[WRITTEN INSTRUCTION] Transcribe the listing word for word.

[DATA PROVIDED]
________________

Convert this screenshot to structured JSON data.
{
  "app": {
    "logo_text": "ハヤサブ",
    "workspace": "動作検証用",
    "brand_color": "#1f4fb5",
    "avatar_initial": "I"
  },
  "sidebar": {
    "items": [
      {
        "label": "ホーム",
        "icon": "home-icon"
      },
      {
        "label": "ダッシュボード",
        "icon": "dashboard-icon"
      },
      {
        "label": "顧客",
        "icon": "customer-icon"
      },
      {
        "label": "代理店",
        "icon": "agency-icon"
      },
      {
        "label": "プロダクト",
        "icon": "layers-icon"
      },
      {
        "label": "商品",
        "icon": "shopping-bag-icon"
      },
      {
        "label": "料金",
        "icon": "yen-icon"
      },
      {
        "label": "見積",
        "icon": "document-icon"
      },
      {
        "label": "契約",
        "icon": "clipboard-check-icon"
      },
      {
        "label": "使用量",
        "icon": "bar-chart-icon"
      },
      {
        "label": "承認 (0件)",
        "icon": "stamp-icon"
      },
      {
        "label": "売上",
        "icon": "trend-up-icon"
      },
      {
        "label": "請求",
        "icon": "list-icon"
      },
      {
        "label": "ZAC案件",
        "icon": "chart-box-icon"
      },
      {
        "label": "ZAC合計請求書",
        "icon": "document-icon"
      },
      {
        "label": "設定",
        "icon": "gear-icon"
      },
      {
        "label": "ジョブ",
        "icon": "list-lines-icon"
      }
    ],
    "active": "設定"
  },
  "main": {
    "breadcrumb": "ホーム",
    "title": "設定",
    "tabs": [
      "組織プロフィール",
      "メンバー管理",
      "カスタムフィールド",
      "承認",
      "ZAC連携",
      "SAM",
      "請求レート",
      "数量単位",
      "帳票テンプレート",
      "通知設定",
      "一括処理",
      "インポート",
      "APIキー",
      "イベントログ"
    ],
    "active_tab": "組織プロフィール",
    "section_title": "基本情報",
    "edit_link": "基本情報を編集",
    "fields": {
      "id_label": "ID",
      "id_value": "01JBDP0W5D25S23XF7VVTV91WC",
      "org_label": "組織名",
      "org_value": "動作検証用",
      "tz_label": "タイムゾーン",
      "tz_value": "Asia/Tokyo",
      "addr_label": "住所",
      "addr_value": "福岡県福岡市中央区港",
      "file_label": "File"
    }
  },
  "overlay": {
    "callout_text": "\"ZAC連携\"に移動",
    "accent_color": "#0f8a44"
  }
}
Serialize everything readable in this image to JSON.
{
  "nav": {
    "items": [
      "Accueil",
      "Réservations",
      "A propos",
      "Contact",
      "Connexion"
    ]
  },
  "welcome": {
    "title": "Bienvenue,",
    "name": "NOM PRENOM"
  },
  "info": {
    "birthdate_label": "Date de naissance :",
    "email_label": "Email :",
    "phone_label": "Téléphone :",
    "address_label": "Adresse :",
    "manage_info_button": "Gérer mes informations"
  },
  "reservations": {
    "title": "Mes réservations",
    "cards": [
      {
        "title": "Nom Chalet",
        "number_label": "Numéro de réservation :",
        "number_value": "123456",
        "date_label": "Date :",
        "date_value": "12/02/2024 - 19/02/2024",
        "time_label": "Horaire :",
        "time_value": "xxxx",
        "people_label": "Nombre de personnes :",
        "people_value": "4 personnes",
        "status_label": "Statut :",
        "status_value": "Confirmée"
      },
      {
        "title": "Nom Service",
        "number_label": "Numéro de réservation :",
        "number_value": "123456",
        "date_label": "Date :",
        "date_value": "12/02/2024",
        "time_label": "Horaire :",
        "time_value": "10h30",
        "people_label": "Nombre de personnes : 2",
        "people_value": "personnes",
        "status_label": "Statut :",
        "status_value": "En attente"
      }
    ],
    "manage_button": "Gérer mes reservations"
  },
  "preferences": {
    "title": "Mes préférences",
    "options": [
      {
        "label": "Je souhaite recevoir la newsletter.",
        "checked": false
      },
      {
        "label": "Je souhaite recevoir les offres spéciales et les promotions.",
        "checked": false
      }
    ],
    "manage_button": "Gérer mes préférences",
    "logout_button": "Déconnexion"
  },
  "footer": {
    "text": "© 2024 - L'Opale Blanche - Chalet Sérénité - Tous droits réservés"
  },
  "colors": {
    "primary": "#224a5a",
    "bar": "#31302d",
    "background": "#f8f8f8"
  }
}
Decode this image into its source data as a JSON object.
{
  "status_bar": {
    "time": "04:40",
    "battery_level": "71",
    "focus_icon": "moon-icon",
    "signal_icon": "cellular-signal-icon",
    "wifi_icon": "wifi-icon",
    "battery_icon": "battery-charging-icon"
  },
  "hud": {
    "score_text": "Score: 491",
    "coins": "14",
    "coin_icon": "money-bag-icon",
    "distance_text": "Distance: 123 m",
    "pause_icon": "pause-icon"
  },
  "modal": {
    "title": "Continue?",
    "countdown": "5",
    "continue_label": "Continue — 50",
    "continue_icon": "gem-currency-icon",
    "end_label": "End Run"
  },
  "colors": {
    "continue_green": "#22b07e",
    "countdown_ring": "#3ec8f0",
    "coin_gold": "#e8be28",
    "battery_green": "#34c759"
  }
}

________________

[RESPONSE BELOW]
Convert this screenshot to structured JSON data.
{
  "app": {
    "logo_text": "ハヤサブ",
    "workspace": "動作検証用",
    "brand_color": "#1f4fb5",
    "avatar_initial": "I"
  },
  "sidebar": {
    "items": [
      {
        "label": "ホーム",
        "icon": "home-icon"
      },
      {
        "label": "ダッシュボード",
        "icon": "dashboard-icon"
      },
      {
        "label": "顧客",
        "icon": "customer-icon"
      },
      {
        "label": "代理店",
        "icon": "agency-icon"
      },
      {
        "label": "プロダクト",
        "icon": "layers-icon"
      },
      {
        "label": "商品",
        "icon": "shopping-bag-icon"
      },
      {
        "label": "料金",
        "icon": "yen-icon"
      },
      {
        "label": "見積",
        "icon": "document-icon"
      },
      {
        "label": "契約",
        "icon": "clipboard-check-icon"
      },
      {
        "label": "使用量",
        "icon": "bar-chart-icon"
      },
      {
        "label": "承認 (0件)",
        "icon": "stamp-icon"
      },
      {
        "label": "売上",
        "icon": "trend-up-icon"
      },
      {
        "label": "請求",
        "icon": "list-icon"
      },
      {
        "label": "ZAC案件",
        "icon": "chart-box-icon"
      },
      {
        "label": "ZAC合計請求書",
        "icon": "document-icon"
      },
      {
        "label": "設定",
        "icon": "gear-icon"
      },
      {
        "label": "ジョブ",
        "icon": "list-lines-icon"
      }
    ],
    "active": "設定"
  },
  "main": {
    "breadcrumb": "ホーム",
    "title": "設定",
    "tabs": [
      "組織プロフィール",
      "メンバー管理",
      "カスタムフィールド",
      "承認",
      "ZAC連携",
      "SAM",
      "請求レート",
      "数量単位",
      "帳票テンプレート",
      "通知設定",
      "一括処理",
      "インポート",
      "APIキー",
      "イベントログ"
    ],
    "active_tab": "組織プロフィール",
    "section_title": "基本情報",
    "edit_link": "基本情報を編集",
    "fields": {
      "id_label": "ID",
      "id_value": "01JBDP0W5D25S23XF7VVTV91WC",
      "org_label": "組織名",
      "org_value": "動作検証用",
      "tz_label": "タイムゾーン",
      "tz_value": "Asia/Tokyo",
      "addr_label": "住所",
      "addr_value": "福岡県福岡市中央区港",
      "file_label": "File"
    }
  },
  "overlay": {
    "callout_text": "\"ZAC連携\"に移動",
    "accent_color": "#0f8a44"
  }
}
Serialize everything readable in this image to JSON.
{
  "nav": {
    "items": [
      "Accueil",
      "Réservations",
      "A propos",
      "Contact",
      "Connexion"
    ]
  },
  "welcome": {
    "title": "Bienvenue,",
    "name": "NOM PRENOM"
  },
  "info": {
    "birthdate_label": "Date de naissance :",
    "email_label": "Email :",
    "phone_label": "Téléphone :",
    "address_label": "Adresse :",
    "manage_info_button": "Gérer mes informations"
  },
  "reservations": {
    "title": "Mes réservations",
    "cards": [
      {
        "title": "Nom Chalet",
        "number_label": "Numéro de réservation :",
        "number_value": "123456",
        "date_label": "Date :",
        "date_value": "12/02/2024 - 19/02/2024",
        "time_label": "Horaire :",
        "time_value": "xxxx",
        "people_label": "Nombre de personnes :",
        "people_value": "4 personnes",
        "status_label": "Statut :",
        "status_value": "Confirmée"
      },
      {
        "title": "Nom Service",
        "number_label": "Numéro de réservation :",
        "number_value": "123456",
        "date_label": "Date :",
        "date_value": "12/02/2024",
        "time_label": "Horaire :",
        "time_value": "10h30",
        "people_label": "Nombre de personnes : 2",
        "people_value": "personnes",
        "status_label": "Statut :",
        "status_value": "En attente"
      }
    ],
    "manage_button": "Gérer mes reservations"
  },
  "preferences": {
    "title": "Mes préférences",
    "options": [
      {
        "label": "Je souhaite recevoir la newsletter.",
        "checked": false
      },
      {
        "label": "Je souhaite recevoir les offres spéciales et les promotions.",
        "checked": false
      }
    ],
    "manage_button": "Gérer mes préférences",
    "logout_button": "Déconnexion"
  },
  "footer": {
    "text": "© 2024 - L'Opale Blanche - Chalet Sérénité - Tous droits réservés"
  },
  "colors": {
    "primary": "#224a5a",
    "bar": "#31302d",
    "background": "#f8f8f8"
  }
}
Decode this image into its source data as a JSON object.
{
  "status_bar": {
    "time": "04:40",
    "battery_level": "71",
    "focus_icon": "moon-icon",
    "signal_icon": "cellular-signal-icon",
    "wifi_icon": "wifi-icon",
    "battery_icon": "battery-charging-icon"
  },
  "hud": {
    "score_text": "Score: 491",
    "coins": "14",
    "coin_icon": "money-bag-icon",
    "distance_text": "Distance: 123 m",
    "pause_icon": "pause-icon"
  },
  "modal": {
    "title": "Continue?",
    "countdown": "5",
    "continue_label": "Continue — 50",
    "continue_icon": "gem-currency-icon",
    "end_label": "End Run"
  },
  "colors": {
    "continue_green": "#22b07e",
    "countdown_ring": "#3ec8f0",
    "coin_gold": "#e8be28",
    "battery_green": "#34c759"
  }
}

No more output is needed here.